Records drawn from a data source:
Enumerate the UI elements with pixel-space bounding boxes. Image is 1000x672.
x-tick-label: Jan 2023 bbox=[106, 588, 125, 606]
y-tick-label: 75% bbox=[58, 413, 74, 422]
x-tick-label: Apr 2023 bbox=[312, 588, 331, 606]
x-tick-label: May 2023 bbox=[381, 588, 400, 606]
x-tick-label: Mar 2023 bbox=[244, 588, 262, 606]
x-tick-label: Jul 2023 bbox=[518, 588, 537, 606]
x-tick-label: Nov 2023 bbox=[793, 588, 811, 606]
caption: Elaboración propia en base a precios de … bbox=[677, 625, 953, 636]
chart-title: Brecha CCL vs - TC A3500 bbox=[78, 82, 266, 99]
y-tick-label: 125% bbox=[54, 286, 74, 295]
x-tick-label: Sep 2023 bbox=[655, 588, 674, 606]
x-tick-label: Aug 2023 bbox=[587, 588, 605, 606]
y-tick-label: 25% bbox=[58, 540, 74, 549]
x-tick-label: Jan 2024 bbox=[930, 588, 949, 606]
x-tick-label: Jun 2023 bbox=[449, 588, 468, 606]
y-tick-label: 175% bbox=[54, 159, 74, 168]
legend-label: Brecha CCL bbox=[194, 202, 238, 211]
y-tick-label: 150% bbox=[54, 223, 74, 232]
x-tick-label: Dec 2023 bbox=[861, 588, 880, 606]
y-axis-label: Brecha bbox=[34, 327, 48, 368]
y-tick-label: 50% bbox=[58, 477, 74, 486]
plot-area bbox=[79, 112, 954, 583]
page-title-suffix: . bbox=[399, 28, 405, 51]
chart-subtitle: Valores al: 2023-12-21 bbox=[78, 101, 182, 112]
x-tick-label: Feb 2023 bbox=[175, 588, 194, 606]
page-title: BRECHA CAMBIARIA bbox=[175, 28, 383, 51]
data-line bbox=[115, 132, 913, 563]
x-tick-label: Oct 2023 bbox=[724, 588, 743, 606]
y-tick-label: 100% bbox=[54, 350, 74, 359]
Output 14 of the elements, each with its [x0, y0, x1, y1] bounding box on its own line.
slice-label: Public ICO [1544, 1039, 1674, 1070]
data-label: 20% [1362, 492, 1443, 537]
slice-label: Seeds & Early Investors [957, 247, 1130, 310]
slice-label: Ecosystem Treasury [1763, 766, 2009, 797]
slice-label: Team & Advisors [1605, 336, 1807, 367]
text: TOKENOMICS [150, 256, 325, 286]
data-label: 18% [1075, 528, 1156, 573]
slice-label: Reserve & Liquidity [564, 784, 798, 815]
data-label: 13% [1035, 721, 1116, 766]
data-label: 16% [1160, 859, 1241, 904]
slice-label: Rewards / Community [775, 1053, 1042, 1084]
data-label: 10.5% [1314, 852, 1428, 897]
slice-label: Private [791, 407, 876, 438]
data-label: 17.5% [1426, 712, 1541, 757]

#### Problem to solve
Extract every line of the items above and reproduce each one character for character.

#### Task answer
Enumerate the UI elements with pixel-space bounding boxes. Image is 1000x672.
x-tick-label: Jan 2023 bbox=[106, 588, 125, 606]
y-tick-label: 75% bbox=[58, 413, 74, 422]
x-tick-label: Apr 2023 bbox=[312, 588, 331, 606]
x-tick-label: May 2023 bbox=[381, 588, 400, 606]
x-tick-label: Mar 2023 bbox=[244, 588, 262, 606]
x-tick-label: Jul 2023 bbox=[518, 588, 537, 606]
x-tick-label: Nov 2023 bbox=[793, 588, 811, 606]
caption: Elaboración propia en base a precios de … bbox=[677, 625, 953, 636]
chart-title: Brecha CCL vs - TC A3500 bbox=[78, 82, 266, 99]
y-tick-label: 125% bbox=[54, 286, 74, 295]
x-tick-label: Sep 2023 bbox=[655, 588, 674, 606]
x-tick-label: Aug 2023 bbox=[587, 588, 605, 606]
y-tick-label: 25% bbox=[58, 540, 74, 549]
x-tick-label: Jan 2024 bbox=[930, 588, 949, 606]
x-tick-label: Jun 2023 bbox=[449, 588, 468, 606]
y-tick-label: 175% bbox=[54, 159, 74, 168]
legend-label: Brecha CCL bbox=[194, 202, 238, 211]
y-tick-label: 150% bbox=[54, 223, 74, 232]
x-tick-label: Dec 2023 bbox=[861, 588, 880, 606]
y-axis-label: Brecha bbox=[34, 327, 48, 368]
y-tick-label: 50% bbox=[58, 477, 74, 486]
plot-area bbox=[79, 112, 954, 583]
page-title-suffix: . bbox=[399, 28, 405, 51]
chart-subtitle: Valores al: 2023-12-21 bbox=[78, 101, 182, 112]
x-tick-label: Feb 2023 bbox=[175, 588, 194, 606]
page-title: BRECHA CAMBIARIA bbox=[175, 28, 383, 51]
data-line bbox=[115, 132, 913, 563]
x-tick-label: Oct 2023 bbox=[724, 588, 743, 606]
y-tick-label: 100% bbox=[54, 350, 74, 359]
Output 14 of the elements, each with its [x0, y0, x1, y1] bounding box on its own line.
slice-label: Public ICO [1544, 1039, 1674, 1070]
data-label: 20% [1362, 492, 1443, 537]
slice-label: Seeds & Early Investors [957, 247, 1130, 310]
slice-label: Ecosystem Treasury [1763, 766, 2009, 797]
slice-label: Team & Advisors [1605, 336, 1807, 367]
text: TOKENOMICS [150, 256, 325, 286]
data-label: 18% [1075, 528, 1156, 573]
slice-label: Reserve & Liquidity [564, 784, 798, 815]
data-label: 13% [1035, 721, 1116, 766]
data-label: 16% [1160, 859, 1241, 904]
slice-label: Rewards / Community [775, 1053, 1042, 1084]
data-label: 10.5% [1314, 852, 1428, 897]
slice-label: Private [791, 407, 876, 438]
data-label: 17.5% [1426, 712, 1541, 757]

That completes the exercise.